DIRECTION: Gather from the material every line that contains the string "shortcuts".

-- -- --

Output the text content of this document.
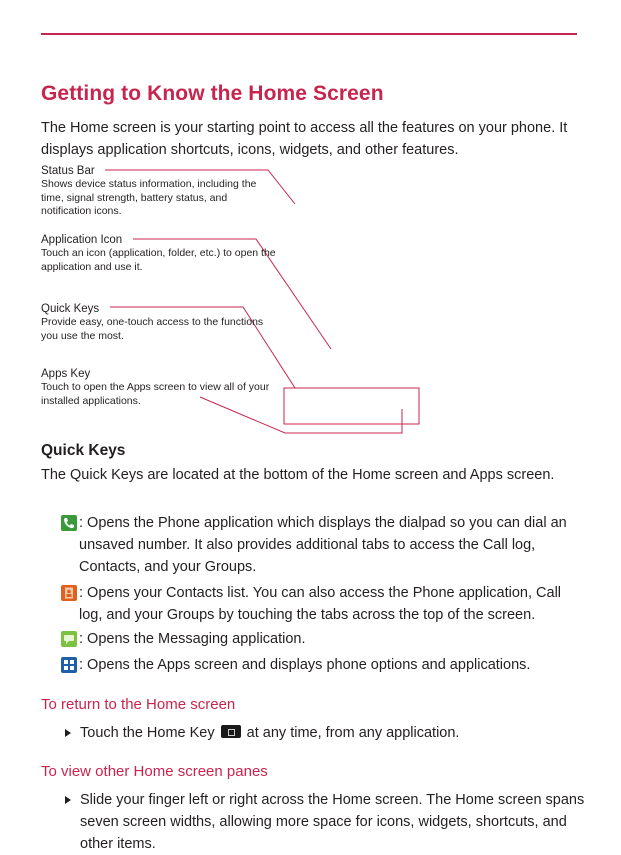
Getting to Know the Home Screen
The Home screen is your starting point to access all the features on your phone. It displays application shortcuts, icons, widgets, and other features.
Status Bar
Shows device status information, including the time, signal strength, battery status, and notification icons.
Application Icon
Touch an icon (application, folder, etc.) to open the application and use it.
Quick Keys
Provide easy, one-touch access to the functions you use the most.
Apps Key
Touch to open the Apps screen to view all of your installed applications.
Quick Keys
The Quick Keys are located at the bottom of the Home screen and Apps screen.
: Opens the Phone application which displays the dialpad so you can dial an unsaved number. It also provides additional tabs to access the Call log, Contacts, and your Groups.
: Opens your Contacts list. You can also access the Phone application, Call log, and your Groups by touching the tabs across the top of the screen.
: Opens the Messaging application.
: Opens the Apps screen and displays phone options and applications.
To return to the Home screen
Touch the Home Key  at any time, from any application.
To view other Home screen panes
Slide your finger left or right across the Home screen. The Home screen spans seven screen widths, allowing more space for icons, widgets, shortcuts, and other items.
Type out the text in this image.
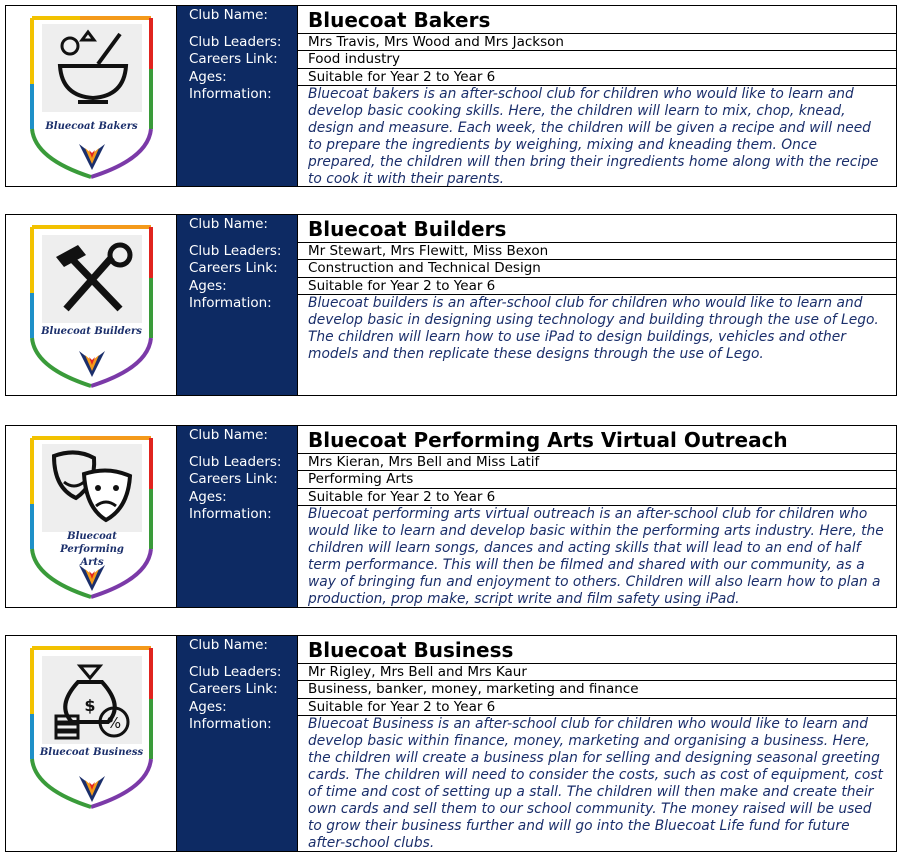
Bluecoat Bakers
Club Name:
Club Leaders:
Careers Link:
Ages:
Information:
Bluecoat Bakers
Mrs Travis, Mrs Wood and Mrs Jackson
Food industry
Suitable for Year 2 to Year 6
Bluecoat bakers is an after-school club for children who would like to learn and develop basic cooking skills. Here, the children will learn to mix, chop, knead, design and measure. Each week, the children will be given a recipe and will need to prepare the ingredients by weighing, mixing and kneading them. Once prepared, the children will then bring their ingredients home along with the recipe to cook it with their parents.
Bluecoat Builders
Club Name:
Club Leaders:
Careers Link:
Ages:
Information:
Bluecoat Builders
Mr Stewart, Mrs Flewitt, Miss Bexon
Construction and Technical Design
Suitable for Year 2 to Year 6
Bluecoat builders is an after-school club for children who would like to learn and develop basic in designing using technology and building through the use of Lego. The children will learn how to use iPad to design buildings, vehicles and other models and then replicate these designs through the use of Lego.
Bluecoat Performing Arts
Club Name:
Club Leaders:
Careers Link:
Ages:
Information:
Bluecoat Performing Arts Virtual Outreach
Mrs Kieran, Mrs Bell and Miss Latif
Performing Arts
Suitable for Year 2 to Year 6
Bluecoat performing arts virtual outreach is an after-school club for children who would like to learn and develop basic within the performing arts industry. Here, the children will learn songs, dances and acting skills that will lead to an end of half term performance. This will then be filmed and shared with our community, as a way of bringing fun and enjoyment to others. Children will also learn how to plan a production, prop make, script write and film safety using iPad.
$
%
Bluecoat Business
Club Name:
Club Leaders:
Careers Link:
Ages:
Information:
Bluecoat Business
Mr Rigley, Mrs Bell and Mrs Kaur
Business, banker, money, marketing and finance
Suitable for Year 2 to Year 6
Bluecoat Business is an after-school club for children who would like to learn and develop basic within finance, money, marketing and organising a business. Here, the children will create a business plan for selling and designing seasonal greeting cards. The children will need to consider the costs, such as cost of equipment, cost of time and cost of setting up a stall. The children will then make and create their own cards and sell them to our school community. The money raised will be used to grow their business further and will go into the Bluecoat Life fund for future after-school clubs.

-- -- --

RIGHT ANSWER:
The Home screen is your starting point to access all the features on your phone. It displays application shortcuts, icons, widgets, and other features.
Slide your finger left or right across the Home screen. The Home screen spans seven screen widths, allowing more space for icons, widgets, shortcuts, and other items.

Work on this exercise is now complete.